## [WRITTEN TASK]
Every line containing the word "Date" needs to be found and copied.

* Start PROVIDED ENTRIES *

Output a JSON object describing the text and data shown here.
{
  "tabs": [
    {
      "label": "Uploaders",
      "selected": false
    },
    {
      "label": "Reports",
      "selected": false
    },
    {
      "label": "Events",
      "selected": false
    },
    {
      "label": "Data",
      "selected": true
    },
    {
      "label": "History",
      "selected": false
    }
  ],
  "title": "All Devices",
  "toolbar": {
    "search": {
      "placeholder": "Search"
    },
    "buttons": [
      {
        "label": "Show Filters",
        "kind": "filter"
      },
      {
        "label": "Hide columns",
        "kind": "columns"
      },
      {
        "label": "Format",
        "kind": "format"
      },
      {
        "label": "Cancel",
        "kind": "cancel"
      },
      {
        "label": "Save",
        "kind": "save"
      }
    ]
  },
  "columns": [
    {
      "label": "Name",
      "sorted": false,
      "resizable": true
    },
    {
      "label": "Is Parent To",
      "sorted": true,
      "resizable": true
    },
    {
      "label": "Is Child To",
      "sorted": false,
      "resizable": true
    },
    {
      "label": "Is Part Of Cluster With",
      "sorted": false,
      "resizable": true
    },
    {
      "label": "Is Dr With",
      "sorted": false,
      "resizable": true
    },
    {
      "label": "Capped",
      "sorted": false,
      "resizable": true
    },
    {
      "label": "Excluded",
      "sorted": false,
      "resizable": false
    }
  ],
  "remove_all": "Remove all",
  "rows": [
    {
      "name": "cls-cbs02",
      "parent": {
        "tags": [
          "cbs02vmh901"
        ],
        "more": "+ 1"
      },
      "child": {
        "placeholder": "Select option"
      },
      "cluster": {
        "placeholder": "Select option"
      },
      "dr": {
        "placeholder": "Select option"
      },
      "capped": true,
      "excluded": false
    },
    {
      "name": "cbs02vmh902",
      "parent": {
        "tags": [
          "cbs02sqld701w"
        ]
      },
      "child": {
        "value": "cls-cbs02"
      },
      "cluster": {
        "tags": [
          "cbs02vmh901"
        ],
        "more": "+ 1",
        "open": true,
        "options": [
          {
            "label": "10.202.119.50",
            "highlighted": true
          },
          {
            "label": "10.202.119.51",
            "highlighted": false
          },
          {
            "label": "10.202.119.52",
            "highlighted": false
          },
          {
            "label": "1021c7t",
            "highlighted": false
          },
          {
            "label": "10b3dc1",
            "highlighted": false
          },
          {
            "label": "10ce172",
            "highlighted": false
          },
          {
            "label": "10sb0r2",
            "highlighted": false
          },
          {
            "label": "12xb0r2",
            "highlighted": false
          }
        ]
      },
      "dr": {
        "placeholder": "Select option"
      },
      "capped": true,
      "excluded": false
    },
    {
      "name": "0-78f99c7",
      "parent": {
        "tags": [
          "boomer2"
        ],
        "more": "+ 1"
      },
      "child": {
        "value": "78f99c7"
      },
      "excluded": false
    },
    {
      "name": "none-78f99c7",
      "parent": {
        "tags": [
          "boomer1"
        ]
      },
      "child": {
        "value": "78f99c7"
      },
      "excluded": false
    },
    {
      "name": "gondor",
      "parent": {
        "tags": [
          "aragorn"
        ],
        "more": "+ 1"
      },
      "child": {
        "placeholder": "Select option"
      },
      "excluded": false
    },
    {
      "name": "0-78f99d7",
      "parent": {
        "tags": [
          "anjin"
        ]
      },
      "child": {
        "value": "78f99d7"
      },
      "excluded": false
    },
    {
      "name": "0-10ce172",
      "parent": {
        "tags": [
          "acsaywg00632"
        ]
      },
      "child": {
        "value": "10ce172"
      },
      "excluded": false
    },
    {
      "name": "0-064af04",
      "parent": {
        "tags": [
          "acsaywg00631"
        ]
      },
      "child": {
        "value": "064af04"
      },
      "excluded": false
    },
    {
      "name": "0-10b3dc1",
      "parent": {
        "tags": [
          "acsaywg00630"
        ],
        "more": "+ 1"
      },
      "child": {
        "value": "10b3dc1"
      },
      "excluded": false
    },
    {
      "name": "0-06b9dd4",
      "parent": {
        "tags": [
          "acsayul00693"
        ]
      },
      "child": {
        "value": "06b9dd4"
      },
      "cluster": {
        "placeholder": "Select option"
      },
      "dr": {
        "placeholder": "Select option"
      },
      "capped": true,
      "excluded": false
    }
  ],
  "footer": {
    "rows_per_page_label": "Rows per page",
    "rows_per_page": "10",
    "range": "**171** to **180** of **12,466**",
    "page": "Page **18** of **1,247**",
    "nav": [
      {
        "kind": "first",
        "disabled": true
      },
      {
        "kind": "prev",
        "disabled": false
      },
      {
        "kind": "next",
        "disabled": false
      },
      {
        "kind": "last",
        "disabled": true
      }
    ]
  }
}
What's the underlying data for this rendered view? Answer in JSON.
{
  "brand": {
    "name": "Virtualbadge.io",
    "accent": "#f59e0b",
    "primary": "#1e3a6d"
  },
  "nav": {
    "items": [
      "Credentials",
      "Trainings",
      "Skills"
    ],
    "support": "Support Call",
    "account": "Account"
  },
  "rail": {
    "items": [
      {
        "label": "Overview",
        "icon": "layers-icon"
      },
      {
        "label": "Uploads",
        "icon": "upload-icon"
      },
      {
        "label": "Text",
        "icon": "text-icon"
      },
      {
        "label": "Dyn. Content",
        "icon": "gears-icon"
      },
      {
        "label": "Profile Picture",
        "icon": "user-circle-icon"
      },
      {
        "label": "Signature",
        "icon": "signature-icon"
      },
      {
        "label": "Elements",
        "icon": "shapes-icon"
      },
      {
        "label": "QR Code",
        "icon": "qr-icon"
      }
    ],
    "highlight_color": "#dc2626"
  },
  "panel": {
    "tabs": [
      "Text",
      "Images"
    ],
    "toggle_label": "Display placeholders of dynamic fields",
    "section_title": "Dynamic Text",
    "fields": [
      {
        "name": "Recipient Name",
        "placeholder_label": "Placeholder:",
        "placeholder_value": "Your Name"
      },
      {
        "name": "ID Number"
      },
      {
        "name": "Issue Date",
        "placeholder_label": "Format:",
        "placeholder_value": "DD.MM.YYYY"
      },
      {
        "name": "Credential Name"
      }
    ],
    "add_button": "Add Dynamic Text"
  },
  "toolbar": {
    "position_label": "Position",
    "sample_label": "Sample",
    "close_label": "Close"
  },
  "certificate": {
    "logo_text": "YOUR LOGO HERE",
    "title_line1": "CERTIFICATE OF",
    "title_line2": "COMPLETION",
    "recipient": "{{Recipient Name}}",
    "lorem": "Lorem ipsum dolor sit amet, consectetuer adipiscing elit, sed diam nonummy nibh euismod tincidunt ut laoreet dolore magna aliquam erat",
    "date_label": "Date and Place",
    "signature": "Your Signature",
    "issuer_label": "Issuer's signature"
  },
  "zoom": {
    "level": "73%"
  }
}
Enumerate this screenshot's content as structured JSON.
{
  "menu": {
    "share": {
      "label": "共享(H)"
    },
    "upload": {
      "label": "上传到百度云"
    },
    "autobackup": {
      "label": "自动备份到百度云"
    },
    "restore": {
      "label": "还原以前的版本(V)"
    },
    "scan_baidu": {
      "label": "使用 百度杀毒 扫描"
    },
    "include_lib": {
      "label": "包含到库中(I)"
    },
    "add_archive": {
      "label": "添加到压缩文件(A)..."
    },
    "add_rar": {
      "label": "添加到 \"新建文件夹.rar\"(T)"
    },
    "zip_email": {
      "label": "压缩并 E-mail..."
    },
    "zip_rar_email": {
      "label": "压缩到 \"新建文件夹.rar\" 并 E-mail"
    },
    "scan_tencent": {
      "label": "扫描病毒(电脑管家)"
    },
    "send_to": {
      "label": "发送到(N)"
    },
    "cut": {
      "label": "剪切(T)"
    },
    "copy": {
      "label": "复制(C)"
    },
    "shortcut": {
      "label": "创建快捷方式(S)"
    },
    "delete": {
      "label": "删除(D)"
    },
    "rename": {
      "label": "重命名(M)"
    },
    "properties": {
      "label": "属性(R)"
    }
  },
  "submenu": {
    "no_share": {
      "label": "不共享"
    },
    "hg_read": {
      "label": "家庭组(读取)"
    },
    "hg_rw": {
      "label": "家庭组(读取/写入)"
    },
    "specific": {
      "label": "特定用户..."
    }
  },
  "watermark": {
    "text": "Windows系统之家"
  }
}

* End PROVIDED ENTRIES *

## [OUTPUT FOR THIS TASK]
        "name": "Issue Date",
    "date_label": "Date and Place",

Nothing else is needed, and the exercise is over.